Rows from a figure dataset
^^^^

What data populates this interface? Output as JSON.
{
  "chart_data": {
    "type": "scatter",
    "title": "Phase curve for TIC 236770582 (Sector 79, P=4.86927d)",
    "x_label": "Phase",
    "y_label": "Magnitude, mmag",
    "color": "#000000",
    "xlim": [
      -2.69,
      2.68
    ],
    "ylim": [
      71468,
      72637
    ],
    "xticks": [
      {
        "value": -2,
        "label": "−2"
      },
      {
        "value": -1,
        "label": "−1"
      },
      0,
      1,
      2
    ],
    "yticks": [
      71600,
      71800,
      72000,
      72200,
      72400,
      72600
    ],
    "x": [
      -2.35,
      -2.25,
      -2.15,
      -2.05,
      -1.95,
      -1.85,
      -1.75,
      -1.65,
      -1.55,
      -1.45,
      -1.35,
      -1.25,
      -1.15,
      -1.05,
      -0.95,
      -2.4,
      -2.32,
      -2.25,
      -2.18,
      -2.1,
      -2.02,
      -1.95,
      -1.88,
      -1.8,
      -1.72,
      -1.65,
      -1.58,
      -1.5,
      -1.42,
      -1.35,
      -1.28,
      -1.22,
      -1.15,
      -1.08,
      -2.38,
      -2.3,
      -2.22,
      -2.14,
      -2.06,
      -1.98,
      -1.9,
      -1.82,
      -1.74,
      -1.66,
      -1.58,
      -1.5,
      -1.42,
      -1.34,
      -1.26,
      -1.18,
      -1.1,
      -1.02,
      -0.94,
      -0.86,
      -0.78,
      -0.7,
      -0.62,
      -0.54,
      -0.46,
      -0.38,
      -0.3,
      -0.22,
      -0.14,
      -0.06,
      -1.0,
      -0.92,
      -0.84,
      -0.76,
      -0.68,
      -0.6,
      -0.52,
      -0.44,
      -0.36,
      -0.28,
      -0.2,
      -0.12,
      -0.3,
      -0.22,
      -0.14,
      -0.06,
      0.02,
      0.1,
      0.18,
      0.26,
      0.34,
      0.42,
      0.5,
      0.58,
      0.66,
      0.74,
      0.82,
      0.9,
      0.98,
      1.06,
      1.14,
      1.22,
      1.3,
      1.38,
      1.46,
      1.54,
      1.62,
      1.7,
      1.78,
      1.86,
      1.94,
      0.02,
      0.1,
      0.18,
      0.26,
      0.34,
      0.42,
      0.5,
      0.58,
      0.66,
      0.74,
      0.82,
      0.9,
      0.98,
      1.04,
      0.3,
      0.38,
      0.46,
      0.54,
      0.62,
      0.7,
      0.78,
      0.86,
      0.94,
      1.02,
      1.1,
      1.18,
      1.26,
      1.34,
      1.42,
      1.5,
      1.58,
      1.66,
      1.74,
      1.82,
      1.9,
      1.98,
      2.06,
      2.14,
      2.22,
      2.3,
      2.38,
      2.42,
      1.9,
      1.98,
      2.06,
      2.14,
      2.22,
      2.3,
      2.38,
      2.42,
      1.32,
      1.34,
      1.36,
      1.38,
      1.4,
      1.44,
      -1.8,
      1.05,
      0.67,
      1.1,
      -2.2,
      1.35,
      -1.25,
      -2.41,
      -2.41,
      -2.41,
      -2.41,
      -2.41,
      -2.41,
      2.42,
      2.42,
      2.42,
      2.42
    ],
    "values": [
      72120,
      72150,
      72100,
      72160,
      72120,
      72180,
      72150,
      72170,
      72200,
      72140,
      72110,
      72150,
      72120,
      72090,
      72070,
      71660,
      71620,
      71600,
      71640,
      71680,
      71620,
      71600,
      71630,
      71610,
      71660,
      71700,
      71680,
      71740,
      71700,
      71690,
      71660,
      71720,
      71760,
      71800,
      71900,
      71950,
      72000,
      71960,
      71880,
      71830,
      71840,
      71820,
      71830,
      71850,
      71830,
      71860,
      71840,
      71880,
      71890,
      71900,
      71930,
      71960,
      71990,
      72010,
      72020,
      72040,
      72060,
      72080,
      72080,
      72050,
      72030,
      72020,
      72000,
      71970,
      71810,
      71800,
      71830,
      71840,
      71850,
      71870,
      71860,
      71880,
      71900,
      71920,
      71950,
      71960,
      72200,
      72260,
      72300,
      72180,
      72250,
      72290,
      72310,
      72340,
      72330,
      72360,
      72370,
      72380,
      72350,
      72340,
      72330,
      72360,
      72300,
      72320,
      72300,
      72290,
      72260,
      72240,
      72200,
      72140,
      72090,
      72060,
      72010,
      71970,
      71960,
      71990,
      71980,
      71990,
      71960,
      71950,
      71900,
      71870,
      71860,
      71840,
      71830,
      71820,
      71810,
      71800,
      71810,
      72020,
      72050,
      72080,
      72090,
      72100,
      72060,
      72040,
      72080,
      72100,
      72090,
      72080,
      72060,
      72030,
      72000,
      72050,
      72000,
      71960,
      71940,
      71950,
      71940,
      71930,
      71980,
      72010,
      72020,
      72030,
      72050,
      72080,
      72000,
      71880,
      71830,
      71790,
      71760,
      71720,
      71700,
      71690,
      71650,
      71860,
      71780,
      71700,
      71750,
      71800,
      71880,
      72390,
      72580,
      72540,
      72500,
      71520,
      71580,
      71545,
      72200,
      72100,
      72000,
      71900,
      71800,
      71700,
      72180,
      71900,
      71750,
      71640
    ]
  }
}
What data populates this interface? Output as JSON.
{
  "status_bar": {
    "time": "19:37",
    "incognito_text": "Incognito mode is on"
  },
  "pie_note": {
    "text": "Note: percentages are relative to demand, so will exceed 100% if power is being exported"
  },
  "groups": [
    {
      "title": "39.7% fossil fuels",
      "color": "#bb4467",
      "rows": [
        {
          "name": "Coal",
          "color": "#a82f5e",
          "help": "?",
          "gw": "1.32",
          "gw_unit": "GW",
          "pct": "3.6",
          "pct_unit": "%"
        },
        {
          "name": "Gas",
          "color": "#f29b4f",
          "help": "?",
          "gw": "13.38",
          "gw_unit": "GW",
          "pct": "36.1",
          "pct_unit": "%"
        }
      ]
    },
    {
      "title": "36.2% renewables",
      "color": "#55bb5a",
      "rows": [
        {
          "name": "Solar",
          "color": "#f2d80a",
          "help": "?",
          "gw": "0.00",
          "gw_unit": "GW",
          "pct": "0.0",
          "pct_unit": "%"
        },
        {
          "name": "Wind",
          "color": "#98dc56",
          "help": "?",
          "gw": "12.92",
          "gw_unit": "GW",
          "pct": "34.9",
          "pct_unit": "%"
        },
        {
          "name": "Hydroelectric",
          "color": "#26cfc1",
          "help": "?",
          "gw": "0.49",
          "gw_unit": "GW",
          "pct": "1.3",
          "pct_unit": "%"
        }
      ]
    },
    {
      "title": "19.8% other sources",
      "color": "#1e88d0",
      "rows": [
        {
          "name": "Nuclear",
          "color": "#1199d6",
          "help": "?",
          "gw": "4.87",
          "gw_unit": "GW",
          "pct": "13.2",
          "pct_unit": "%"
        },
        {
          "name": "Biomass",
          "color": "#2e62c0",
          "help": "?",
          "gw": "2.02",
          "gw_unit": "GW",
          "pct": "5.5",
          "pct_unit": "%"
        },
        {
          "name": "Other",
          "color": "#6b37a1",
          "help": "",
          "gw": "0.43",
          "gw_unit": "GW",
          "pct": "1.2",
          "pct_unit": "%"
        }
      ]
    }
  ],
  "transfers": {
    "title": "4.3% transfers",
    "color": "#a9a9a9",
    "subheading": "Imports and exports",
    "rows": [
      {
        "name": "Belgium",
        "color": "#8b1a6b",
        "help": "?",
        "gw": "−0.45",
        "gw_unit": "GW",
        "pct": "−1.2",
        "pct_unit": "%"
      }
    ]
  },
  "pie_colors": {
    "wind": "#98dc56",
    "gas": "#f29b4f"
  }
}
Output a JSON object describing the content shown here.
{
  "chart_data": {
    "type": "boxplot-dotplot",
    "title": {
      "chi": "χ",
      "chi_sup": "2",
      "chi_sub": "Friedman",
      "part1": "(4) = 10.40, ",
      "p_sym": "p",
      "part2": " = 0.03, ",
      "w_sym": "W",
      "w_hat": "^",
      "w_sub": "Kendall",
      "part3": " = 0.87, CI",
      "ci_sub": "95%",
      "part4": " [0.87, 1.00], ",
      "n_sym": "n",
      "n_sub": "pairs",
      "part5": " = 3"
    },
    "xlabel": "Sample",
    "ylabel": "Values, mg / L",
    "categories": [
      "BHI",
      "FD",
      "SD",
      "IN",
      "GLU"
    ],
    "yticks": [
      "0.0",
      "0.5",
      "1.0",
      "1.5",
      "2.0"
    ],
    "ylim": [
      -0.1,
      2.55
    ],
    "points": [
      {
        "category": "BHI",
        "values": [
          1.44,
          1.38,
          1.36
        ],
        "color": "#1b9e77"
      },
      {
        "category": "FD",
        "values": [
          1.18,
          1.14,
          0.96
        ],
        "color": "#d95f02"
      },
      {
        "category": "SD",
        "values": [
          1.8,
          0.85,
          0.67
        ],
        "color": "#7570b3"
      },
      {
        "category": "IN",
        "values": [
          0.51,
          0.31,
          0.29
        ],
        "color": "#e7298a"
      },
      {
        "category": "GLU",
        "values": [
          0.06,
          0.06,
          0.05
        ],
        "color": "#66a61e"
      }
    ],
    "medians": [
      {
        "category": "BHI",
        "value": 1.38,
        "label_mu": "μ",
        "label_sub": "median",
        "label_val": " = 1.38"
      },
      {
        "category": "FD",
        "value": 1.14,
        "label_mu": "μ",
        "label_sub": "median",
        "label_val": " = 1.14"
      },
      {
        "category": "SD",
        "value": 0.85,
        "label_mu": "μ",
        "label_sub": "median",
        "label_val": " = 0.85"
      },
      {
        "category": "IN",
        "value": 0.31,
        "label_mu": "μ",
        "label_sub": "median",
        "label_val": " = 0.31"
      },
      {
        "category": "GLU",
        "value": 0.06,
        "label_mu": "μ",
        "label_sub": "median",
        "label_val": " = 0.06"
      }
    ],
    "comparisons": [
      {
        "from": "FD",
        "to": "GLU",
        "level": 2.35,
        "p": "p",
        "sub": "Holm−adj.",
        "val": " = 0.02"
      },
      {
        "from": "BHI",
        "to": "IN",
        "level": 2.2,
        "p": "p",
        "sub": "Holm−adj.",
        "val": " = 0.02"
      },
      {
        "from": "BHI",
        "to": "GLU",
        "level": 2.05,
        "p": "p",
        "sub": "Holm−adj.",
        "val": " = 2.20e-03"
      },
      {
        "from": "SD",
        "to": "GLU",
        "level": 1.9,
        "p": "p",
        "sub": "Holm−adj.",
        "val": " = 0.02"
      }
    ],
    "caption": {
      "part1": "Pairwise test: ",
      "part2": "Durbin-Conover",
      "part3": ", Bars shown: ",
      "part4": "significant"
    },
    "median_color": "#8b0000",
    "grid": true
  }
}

^^^^

What the task requires
Return all the lines that contain the string "Phase".

Problem solution
    "title": "Phase curve for TIC 236770582 (Sector 79, P=4.86927d)",
    "x_label": "Phase",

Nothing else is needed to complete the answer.